**Given task:** Locate the word "accent" in the data below, then copy every line that holds it.

**Exercise input:**
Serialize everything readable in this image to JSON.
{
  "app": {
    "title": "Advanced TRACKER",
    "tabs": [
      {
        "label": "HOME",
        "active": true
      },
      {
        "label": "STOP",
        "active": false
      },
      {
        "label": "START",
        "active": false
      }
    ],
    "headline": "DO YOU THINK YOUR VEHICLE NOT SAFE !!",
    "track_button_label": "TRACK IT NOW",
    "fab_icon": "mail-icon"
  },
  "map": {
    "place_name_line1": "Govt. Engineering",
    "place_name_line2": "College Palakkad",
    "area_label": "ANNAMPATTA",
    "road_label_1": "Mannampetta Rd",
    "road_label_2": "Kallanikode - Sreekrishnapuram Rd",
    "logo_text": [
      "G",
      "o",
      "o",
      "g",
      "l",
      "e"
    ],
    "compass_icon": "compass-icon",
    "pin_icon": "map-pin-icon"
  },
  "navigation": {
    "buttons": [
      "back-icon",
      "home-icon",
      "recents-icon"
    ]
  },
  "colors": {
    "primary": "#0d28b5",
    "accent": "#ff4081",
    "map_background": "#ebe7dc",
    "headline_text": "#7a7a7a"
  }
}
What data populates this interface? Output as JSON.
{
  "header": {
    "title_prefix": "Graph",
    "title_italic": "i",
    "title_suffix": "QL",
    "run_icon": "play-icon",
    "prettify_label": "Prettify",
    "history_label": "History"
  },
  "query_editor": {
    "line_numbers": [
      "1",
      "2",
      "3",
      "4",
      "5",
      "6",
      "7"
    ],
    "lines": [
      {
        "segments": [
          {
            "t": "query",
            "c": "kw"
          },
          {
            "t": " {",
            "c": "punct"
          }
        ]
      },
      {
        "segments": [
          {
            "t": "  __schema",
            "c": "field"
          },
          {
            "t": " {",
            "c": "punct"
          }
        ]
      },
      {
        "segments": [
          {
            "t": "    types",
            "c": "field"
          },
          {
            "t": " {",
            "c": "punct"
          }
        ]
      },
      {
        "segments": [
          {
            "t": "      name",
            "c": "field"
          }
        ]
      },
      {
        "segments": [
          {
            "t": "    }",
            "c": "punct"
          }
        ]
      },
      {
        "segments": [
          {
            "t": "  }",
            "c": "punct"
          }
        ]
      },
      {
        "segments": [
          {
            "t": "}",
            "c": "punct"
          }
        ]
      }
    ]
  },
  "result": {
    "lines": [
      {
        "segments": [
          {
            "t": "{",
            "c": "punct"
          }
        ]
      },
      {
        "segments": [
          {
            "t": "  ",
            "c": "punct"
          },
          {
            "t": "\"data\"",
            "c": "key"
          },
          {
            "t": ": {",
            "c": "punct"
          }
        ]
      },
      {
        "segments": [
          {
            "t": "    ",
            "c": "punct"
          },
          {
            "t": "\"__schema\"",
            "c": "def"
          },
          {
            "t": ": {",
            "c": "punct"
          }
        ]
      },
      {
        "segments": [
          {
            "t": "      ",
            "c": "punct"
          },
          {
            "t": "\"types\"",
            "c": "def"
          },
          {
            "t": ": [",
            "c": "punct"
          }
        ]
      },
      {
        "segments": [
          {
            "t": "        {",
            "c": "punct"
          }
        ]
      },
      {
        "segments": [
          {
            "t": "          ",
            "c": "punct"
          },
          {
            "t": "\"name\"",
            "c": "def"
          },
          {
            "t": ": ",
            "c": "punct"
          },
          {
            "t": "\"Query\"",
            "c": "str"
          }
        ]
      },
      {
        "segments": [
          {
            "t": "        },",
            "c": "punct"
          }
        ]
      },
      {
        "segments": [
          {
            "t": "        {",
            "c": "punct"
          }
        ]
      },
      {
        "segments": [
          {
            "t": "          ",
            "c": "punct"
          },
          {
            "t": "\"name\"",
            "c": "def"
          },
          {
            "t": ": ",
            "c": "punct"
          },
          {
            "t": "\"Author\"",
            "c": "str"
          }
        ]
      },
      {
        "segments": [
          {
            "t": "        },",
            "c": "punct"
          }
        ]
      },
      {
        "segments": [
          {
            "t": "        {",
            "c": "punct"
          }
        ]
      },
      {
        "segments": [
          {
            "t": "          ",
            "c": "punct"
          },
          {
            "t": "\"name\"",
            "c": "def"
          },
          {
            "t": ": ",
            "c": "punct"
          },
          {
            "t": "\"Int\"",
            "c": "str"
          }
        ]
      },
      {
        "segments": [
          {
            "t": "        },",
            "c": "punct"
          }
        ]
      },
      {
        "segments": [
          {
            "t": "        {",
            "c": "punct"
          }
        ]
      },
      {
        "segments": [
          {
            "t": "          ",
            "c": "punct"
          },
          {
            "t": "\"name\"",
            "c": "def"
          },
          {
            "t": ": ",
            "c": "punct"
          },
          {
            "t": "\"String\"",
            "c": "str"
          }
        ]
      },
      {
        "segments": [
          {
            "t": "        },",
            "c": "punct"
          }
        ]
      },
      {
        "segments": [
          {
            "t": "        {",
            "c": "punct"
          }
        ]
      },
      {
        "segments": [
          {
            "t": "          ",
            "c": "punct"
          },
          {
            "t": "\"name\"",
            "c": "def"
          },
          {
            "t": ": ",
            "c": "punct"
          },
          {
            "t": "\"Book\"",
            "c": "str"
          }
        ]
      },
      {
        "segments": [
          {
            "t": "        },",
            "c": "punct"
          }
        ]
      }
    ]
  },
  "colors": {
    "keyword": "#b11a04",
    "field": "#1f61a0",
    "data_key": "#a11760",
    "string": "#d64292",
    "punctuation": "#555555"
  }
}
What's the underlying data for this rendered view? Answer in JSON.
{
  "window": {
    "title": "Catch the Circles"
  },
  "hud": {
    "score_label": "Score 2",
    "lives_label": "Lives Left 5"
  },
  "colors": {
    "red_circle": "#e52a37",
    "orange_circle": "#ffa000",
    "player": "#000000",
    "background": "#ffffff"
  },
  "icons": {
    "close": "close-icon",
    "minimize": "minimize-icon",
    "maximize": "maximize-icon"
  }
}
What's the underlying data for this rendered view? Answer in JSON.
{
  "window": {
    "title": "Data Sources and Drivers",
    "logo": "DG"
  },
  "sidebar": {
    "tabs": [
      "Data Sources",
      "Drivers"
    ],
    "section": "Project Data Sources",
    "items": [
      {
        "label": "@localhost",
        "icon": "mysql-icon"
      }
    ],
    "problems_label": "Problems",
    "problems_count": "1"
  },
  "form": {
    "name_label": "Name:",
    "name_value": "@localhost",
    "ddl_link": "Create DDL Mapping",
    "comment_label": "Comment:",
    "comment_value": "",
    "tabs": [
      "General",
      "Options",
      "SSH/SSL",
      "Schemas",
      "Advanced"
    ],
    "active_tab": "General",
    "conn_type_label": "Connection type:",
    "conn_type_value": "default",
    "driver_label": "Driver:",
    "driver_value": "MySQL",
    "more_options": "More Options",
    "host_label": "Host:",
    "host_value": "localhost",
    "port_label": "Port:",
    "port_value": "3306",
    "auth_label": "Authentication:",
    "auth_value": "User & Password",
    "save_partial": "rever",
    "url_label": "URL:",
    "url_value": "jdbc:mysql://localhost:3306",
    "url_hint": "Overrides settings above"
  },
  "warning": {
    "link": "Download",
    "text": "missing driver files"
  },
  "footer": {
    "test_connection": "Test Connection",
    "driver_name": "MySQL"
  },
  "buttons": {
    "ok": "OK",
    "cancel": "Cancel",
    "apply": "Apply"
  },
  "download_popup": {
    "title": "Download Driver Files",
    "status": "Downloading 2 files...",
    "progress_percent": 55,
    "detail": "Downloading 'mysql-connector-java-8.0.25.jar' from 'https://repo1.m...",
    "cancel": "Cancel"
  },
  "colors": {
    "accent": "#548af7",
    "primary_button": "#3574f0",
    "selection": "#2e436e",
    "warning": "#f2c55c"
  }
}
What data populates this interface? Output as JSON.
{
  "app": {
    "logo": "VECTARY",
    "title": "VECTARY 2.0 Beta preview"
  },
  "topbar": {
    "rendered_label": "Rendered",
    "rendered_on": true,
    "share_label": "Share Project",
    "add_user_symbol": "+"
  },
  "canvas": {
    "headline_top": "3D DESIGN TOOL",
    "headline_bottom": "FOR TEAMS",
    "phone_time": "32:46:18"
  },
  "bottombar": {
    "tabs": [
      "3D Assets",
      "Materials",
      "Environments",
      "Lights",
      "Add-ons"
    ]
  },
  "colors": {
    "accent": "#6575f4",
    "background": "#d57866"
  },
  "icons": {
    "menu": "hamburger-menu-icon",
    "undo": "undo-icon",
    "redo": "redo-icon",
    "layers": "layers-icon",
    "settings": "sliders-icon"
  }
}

**Correct response:**
    "accent": "#ff4081",
    "accent": "#548af7",
    "accent": "#6575f4",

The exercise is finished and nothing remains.